[Problem statement] In the material below, identify each line bearing the word "花谢以后". Reproduce those lines.

[Data supplied]
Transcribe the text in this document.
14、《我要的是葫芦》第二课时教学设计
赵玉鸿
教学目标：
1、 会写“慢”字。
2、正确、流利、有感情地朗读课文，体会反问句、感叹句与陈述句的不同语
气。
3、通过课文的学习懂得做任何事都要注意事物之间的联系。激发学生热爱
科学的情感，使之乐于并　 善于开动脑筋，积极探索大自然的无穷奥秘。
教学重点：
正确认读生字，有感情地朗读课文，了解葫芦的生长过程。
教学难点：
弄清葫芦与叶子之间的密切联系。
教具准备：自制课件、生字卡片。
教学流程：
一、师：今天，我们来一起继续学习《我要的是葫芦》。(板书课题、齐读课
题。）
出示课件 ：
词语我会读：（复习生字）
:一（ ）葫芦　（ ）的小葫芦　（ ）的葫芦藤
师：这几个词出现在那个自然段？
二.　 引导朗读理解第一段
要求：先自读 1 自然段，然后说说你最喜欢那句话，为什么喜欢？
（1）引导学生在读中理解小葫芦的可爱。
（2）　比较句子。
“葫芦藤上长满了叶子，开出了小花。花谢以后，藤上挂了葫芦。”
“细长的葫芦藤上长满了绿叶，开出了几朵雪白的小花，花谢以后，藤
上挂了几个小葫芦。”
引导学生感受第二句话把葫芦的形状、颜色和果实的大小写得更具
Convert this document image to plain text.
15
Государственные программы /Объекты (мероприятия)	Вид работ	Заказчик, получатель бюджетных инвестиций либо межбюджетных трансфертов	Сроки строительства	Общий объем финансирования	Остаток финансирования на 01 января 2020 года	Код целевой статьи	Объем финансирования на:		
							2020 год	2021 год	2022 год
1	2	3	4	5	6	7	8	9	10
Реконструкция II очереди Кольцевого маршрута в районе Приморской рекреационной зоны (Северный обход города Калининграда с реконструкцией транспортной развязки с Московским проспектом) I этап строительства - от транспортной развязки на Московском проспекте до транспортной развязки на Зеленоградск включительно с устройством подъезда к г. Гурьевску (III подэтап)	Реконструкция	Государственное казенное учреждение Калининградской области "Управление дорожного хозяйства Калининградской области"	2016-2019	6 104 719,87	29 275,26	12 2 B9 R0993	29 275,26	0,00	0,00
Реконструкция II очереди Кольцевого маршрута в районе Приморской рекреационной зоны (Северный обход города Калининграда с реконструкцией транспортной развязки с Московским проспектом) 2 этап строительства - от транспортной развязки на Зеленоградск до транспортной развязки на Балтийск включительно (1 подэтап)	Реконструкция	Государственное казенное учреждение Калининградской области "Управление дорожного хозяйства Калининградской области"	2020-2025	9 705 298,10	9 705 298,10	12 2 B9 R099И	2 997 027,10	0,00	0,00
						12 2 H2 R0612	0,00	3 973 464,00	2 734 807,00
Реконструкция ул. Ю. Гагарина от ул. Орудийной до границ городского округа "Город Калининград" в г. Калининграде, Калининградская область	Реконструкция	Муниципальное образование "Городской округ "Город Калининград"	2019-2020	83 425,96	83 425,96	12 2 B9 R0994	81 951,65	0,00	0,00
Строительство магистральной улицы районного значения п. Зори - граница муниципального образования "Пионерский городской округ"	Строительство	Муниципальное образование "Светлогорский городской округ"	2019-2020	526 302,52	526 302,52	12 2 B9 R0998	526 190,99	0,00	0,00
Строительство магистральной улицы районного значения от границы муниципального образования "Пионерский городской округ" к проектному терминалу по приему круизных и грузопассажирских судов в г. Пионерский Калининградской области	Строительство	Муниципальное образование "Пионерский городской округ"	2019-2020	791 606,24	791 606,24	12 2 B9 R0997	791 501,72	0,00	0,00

[Finished answer]
“葫芦藤上长满了叶子，开出了小花。花谢以后，藤上挂了葫芦。”
“细长的葫芦藤上长满了绿叶，开出了几朵雪白的小花，花谢以后，藤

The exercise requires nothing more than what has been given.